Given records:
• • • • •
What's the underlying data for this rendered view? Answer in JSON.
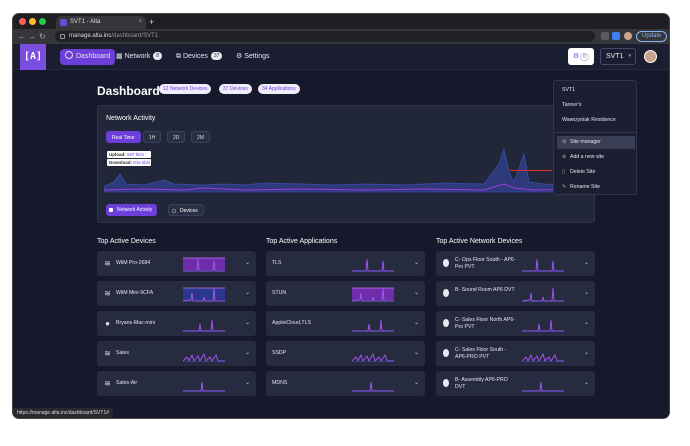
{
  "browser": {
    "tab_title": "SVT1 - Alta",
    "tab_close": "×",
    "new_tab": "+",
    "url_host": "manage.alta.inc",
    "url_path": "/dashboard/SVT1",
    "update_label": "Update",
    "status_url": "https://manage.alta.inc/dashboard/SVT1#"
  },
  "logo": "[A]",
  "nav": {
    "dashboard": "Dashboard",
    "network": "Network",
    "network_badge": "8",
    "devices": "Devices",
    "devices_badge": "37",
    "settings": "Settings",
    "gear_badge": "0",
    "site": "SVT1"
  },
  "page": {
    "title": "Dashboard",
    "pills": [
      "12 Network Devices",
      "37 Devices",
      "34 Applications"
    ]
  },
  "network_activity": {
    "title": "Network Activity",
    "ranges": [
      "Real Time",
      "1H",
      "2D",
      "2M"
    ],
    "upload_label": "Upload:",
    "upload_value": "587 kb/s",
    "download_label": "Download:",
    "download_value": "815 kb/s",
    "toggle_network": "Network Activity",
    "toggle_devices": "Devices"
  },
  "sections": {
    "devices_title": "Top Active Devices",
    "apps_title": "Top Active Applications",
    "netdev_title": "Top Active Network Devices"
  },
  "top_devices": [
    "WiiM Pro-2684",
    "WiiM Mini-9CFA",
    "Bryans-Mac-mini",
    "Sales",
    "Sales-Air"
  ],
  "top_apps": [
    "TLS",
    "STUN",
    "AppleiCloud,TLS",
    "SSDP",
    "MDNS"
  ],
  "top_netdevices": [
    "C- Ops Floor South - AP6-Pro PVT",
    "B- Sound Room AP6 DVT",
    "C- Sales Floor North AP6-Pro PVT",
    "C- Sales Floor South - AP6-PRO PVT",
    "B- Assembly AP6-PRO DVT"
  ],
  "dropdown": {
    "sites": [
      "SVT1",
      "Tanner's",
      "Wawrzyniak Residence"
    ],
    "actions": [
      "Site manager",
      "Add a new site",
      "Delete Site",
      "Rename Site"
    ]
  },
  "colors": {
    "accent": "#6c3fd9",
    "background": "#16192b",
    "card": "#222639",
    "upload_line": "#3b4ea8",
    "download_line": "#a23ad9",
    "annotation_arrow": "#e0302a"
  },
  "icons": {
    "gear": "⚙",
    "chevron": "⌄",
    "wifi": "wifi-icon",
    "apple": "apple-icon",
    "ap": "access-point-icon"
  }
}
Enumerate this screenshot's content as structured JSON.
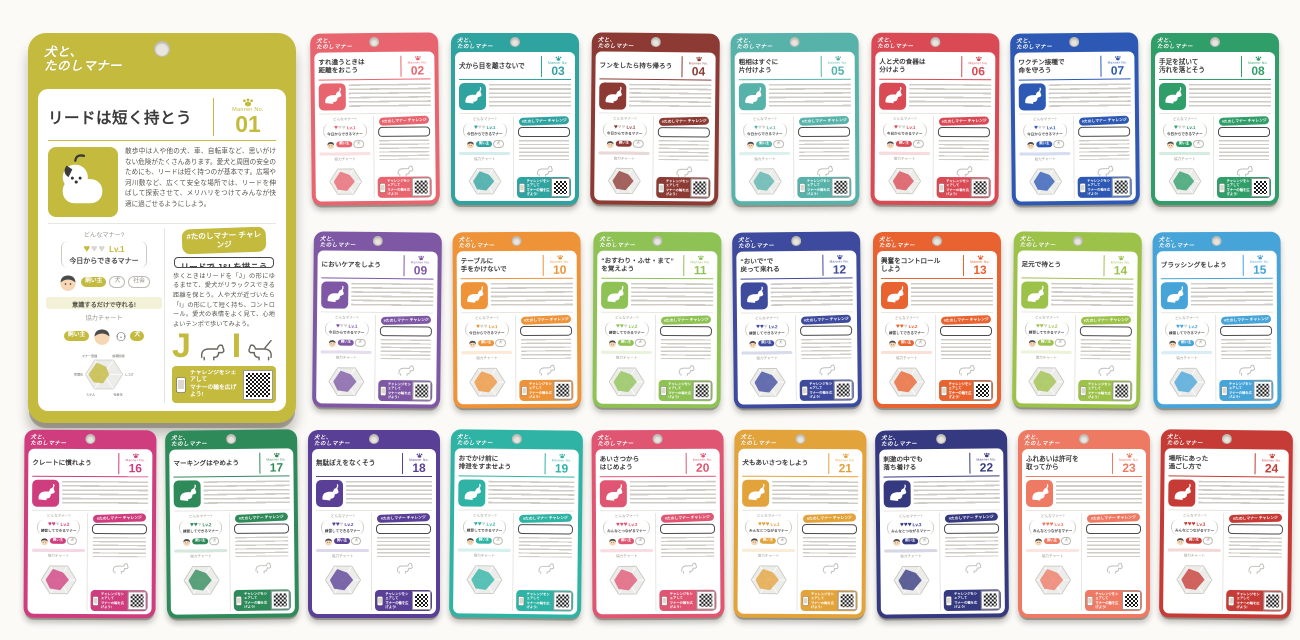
{
  "brand": {
    "logo_line1": "犬と、",
    "logo_line2": "たのしマナー",
    "number_label": "Manner No."
  },
  "labels": {
    "manner_q": "どんなマナー?",
    "chart": "協力チャート",
    "roles": [
      "飼い主",
      "犬",
      "社会"
    ],
    "radar_axes": [
      "マナー意識",
      "信頼関係",
      "しつけ",
      "社会化",
      "スキル",
      "習慣化"
    ],
    "level_names": {
      "1": "今日からできるマナー",
      "2": "練習してできるマナー",
      "3": "みんなとつながるマナー"
    },
    "challenge_badge": "#たのしマナー チャレンジ",
    "share_text": "チャレンジをシェアして\nマナーの輪を広げよう!"
  },
  "featured_card": {
    "number": "01",
    "title": "リードは短く持とう",
    "level": 1,
    "color": "#c3ba3e",
    "body": "散歩中は人や他の犬、車、自転車など、思いがけない危険がたくさんあります。愛犬と周囲の安全のためにも、リードは短く持つのが基本です。広場や河川敷など、広くて安全な場所では、リードを伸ばして探索させて、メリハリをつけてみんなが快適に過ごせるようにしよう。",
    "note": "意識するだけで守れる!",
    "challenge_title": "リードで J&I を描こう",
    "challenge_body": "歩くときはリードを「J」の形にゆるませて、愛犬がリラックスできる距離を保とう。人や犬が近づいたら「I」の形にして短く持ち、コントロール。愛犬の表情をよく見て、心地よいテンポで歩いてみよう。",
    "letters": [
      "J",
      "I"
    ]
  },
  "cards": [
    {
      "number": "02",
      "title": "すれ違うときは\n距離をおこう",
      "level": 1,
      "color": "#e8646e"
    },
    {
      "number": "03",
      "title": "犬から目を離さないで",
      "level": 1,
      "color": "#2fa3a0"
    },
    {
      "number": "04",
      "title": "フンをしたら持ち帰ろう",
      "level": 1,
      "color": "#8d3a34"
    },
    {
      "number": "05",
      "title": "粗相はすぐに\n片付けよう",
      "level": 1,
      "color": "#57b3aa"
    },
    {
      "number": "06",
      "title": "人と犬の食器は\n分けよう",
      "level": 1,
      "color": "#d94a55"
    },
    {
      "number": "07",
      "title": "ワクチン接種で\n命を守ろう",
      "level": 1,
      "color": "#2d59b5"
    },
    {
      "number": "08",
      "title": "手足を拭いて\n汚れを落とそう",
      "level": 1,
      "color": "#2f9e68"
    },
    {
      "number": "09",
      "title": "においケアをしよう",
      "level": 1,
      "color": "#7e57a5"
    },
    {
      "number": "10",
      "title": "テーブルに\n手をかけないで",
      "level": 1,
      "color": "#ee9338"
    },
    {
      "number": "11",
      "title": "“おすわり・ふせ・まて”\nを覚えよう",
      "level": 2,
      "color": "#8fc255"
    },
    {
      "number": "12",
      "title": "“おいで”で\n戻って来れる",
      "level": 2,
      "color": "#3d4a9e"
    },
    {
      "number": "13",
      "title": "興奮をコントロール\nしよう",
      "level": 2,
      "color": "#e96330"
    },
    {
      "number": "14",
      "title": "足元で待とう",
      "level": 2,
      "color": "#9dc24a"
    },
    {
      "number": "15",
      "title": "ブラッシングをしよう",
      "level": 2,
      "color": "#46a4d9"
    },
    {
      "number": "16",
      "title": "クレートに慣れよう",
      "level": 2,
      "color": "#cf3d7e"
    },
    {
      "number": "17",
      "title": "マーキングはやめよう",
      "level": 2,
      "color": "#2f8a5a"
    },
    {
      "number": "18",
      "title": "無駄ぼえをなくそう",
      "level": 2,
      "color": "#5a3f96"
    },
    {
      "number": "19",
      "title": "おでかけ前に\n排泄をすませよう",
      "level": 2,
      "color": "#2eb3a4"
    },
    {
      "number": "20",
      "title": "あいさつから\nはじめよう",
      "level": 3,
      "color": "#e05672"
    },
    {
      "number": "21",
      "title": "犬もあいさつをしよう",
      "level": 3,
      "color": "#e3a33b"
    },
    {
      "number": "22",
      "title": "刺激の中でも\n落ち着ける",
      "level": 3,
      "color": "#35397f"
    },
    {
      "number": "23",
      "title": "ふれあいは許可を\n取ってから",
      "level": 3,
      "color": "#ee7a64"
    },
    {
      "number": "24",
      "title": "場所にあった\n過ごし方で",
      "level": 3,
      "color": "#c63b35"
    }
  ]
}
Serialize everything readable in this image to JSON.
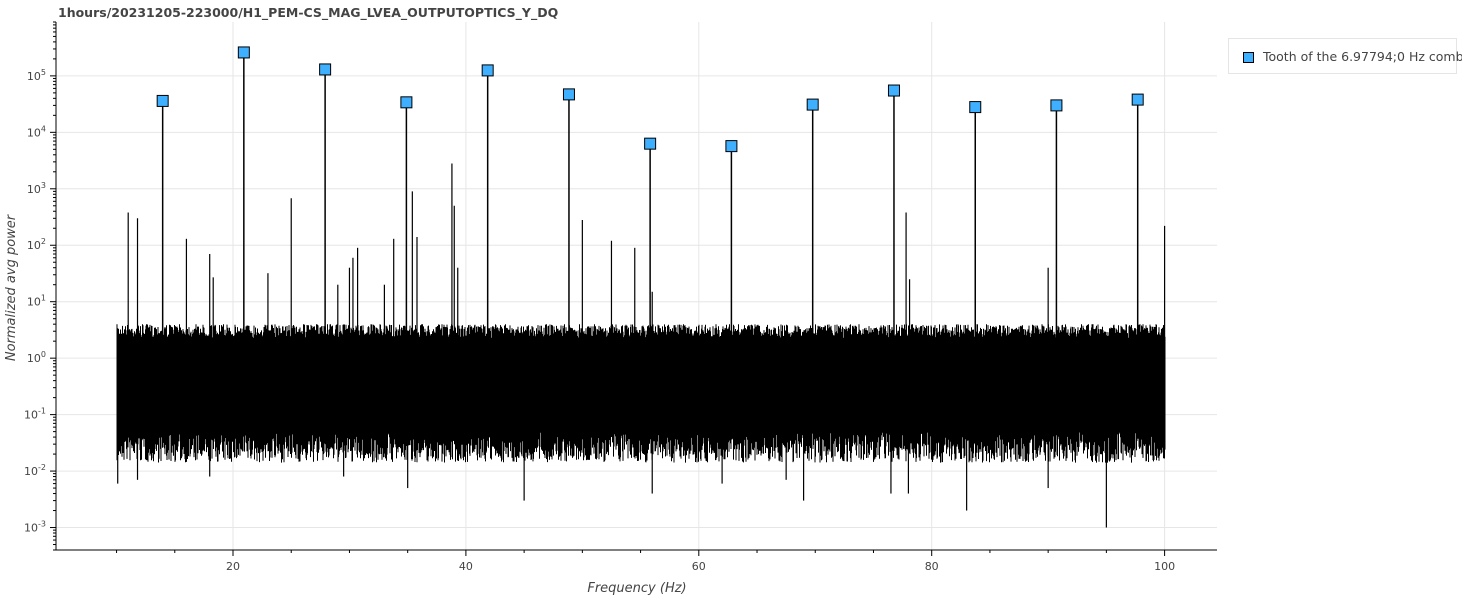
• • • • •
Do this: Apart from the pictures, the entries above are to be repeated in full and exactly.

Task answer:
What's the underlying data for this rendered view? Answer in JSON.
{
  "browser": {
    "tab_title": "SVT1 - Alta",
    "tab_close": "×",
    "new_tab": "+",
    "url_host": "manage.alta.inc",
    "url_path": "/dashboard/SVT1",
    "update_label": "Update",
    "status_url": "https://manage.alta.inc/dashboard/SVT1#"
  },
  "logo": "[A]",
  "nav": {
    "dashboard": "Dashboard",
    "network": "Network",
    "network_badge": "8",
    "devices": "Devices",
    "devices_badge": "37",
    "settings": "Settings",
    "gear_badge": "0",
    "site": "SVT1"
  },
  "page": {
    "title": "Dashboard",
    "pills": [
      "12 Network Devices",
      "37 Devices",
      "34 Applications"
    ]
  },
  "network_activity": {
    "title": "Network Activity",
    "ranges": [
      "Real Time",
      "1H",
      "2D",
      "2M"
    ],
    "upload_label": "Upload:",
    "upload_value": "587 kb/s",
    "download_label": "Download:",
    "download_value": "815 kb/s",
    "toggle_network": "Network Activity",
    "toggle_devices": "Devices"
  },
  "sections": {
    "devices_title": "Top Active Devices",
    "apps_title": "Top Active Applications",
    "netdev_title": "Top Active Network Devices"
  },
  "top_devices": [
    "WiiM Pro-2684",
    "WiiM Mini-9CFA",
    "Bryans-Mac-mini",
    "Sales",
    "Sales-Air"
  ],
  "top_apps": [
    "TLS",
    "STUN",
    "AppleiCloud,TLS",
    "SSDP",
    "MDNS"
  ],
  "top_netdevices": [
    "C- Ops Floor South - AP6-Pro PVT",
    "B- Sound Room AP6 DVT",
    "C- Sales Floor North AP6-Pro PVT",
    "C- Sales Floor South - AP6-PRO PVT",
    "B- Assembly AP6-PRO DVT"
  ],
  "dropdown": {
    "sites": [
      "SVT1",
      "Tanner's",
      "Wawrzyniak Residence"
    ],
    "actions": [
      "Site manager",
      "Add a new site",
      "Delete Site",
      "Rename Site"
    ]
  },
  "colors": {
    "accent": "#6c3fd9",
    "background": "#16192b",
    "card": "#222639",
    "upload_line": "#3b4ea8",
    "download_line": "#a23ad9",
    "annotation_arrow": "#e0302a"
  },
  "icons": {
    "gear": "⚙",
    "chevron": "⌄",
    "wifi": "wifi-icon",
    "apple": "apple-icon",
    "ap": "access-point-icon"
  }
}
Enumerate this screenshot's content as structured JSON.
{
  "brand": {
    "logo_line1": "犬と、",
    "logo_line2": "たのしマナー",
    "number_label": "Manner No."
  },
  "labels": {
    "manner_q": "どんなマナー?",
    "chart": "協力チャート",
    "roles": [
      "飼い主",
      "犬",
      "社会"
    ],
    "radar_axes": [
      "マナー意識",
      "信頼関係",
      "しつけ",
      "社会化",
      "スキル",
      "習慣化"
    ],
    "level_names": {
      "1": "今日からできるマナー",
      "2": "練習してできるマナー",
      "3": "みんなとつながるマナー"
    },
    "challenge_badge": "#たのしマナー チャレンジ",
    "share_text": "チャレンジをシェアして\nマナーの輪を広げよう!"
  },
  "featured_card": {
    "number": "01",
    "title": "リードは短く持とう",
    "level": 1,
    "color": "#c3ba3e",
    "body": "散歩中は人や他の犬、車、自転車など、思いがけない危険がたくさんあります。愛犬と周囲の安全のためにも、リードは短く持つのが基本です。広場や河川敷など、広くて安全な場所では、リードを伸ばして探索させて、メリハリをつけてみんなが快適に過ごせるようにしよう。",
    "note": "意識するだけで守れる!",
    "challenge_title": "リードで J&I を描こう",
    "challenge_body": "歩くときはリードを「J」の形にゆるませて、愛犬がリラックスできる距離を保とう。人や犬が近づいたら「I」の形にして短く持ち、コントロール。愛犬の表情をよく見て、心地よいテンポで歩いてみよう。",
    "letters": [
      "J",
      "I"
    ]
  },
  "cards": [
    {
      "number": "02",
      "title": "すれ違うときは\n距離をおこう",
      "level": 1,
      "color": "#e8646e"
    },
    {
      "number": "03",
      "title": "犬から目を離さないで",
      "level": 1,
      "color": "#2fa3a0"
    },
    {
      "number": "04",
      "title": "フンをしたら持ち帰ろう",
      "level": 1,
      "color": "#8d3a34"
    },
    {
      "number": "05",
      "title": "粗相はすぐに\n片付けよう",
      "level": 1,
      "color": "#57b3aa"
    },
    {
      "number": "06",
      "title": "人と犬の食器は\n分けよう",
      "level": 1,
      "color": "#d94a55"
    },
    {
      "number": "07",
      "title": "ワクチン接種で\n命を守ろう",
      "level": 1,
      "color": "#2d59b5"
    },
    {
      "number": "08",
      "title": "手足を拭いて\n汚れを落とそう",
      "level": 1,
      "color": "#2f9e68"
    },
    {
      "number": "09",
      "title": "においケアをしよう",
      "level": 1,
      "color": "#7e57a5"
    },
    {
      "number": "10",
      "title": "テーブルに\n手をかけないで",
      "level": 1,
      "color": "#ee9338"
    },
    {
      "number": "11",
      "title": "“おすわり・ふせ・まて”\nを覚えよう",
      "level": 2,
      "color": "#8fc255"
    },
    {
      "number": "12",
      "title": "“おいで”で\n戻って来れる",
      "level": 2,
      "color": "#3d4a9e"
    },
    {
      "number": "13",
      "title": "興奮をコントロール\nしよう",
      "level": 2,
      "color": "#e96330"
    },
    {
      "number": "14",
      "title": "足元で待とう",
      "level": 2,
      "color": "#9dc24a"
    },
    {
      "number": "15",
      "title": "ブラッシングをしよう",
      "level": 2,
      "color": "#46a4d9"
    },
    {
      "number": "16",
      "title": "クレートに慣れよう",
      "level": 2,
      "color": "#cf3d7e"
    },
    {
      "number": "17",
      "title": "マーキングはやめよう",
      "level": 2,
      "color": "#2f8a5a"
    },
    {
      "number": "18",
      "title": "無駄ぼえをなくそう",
      "level": 2,
      "color": "#5a3f96"
    },
    {
      "number": "19",
      "title": "おでかけ前に\n排泄をすませよう",
      "level": 2,
      "color": "#2eb3a4"
    },
    {
      "number": "20",
      "title": "あいさつから\nはじめよう",
      "level": 3,
      "color": "#e05672"
    },
    {
      "number": "21",
      "title": "犬もあいさつをしよう",
      "level": 3,
      "color": "#e3a33b"
    },
    {
      "number": "22",
      "title": "刺激の中でも\n落ち着ける",
      "level": 3,
      "color": "#35397f"
    },
    {
      "number": "23",
      "title": "ふれあいは許可を\n取ってから",
      "level": 3,
      "color": "#ee7a64"
    },
    {
      "number": "24",
      "title": "場所にあった\n過ごし方で",
      "level": 3,
      "color": "#c63b35"
    }
  ]
}
Serialize everything readable in this image to JSON.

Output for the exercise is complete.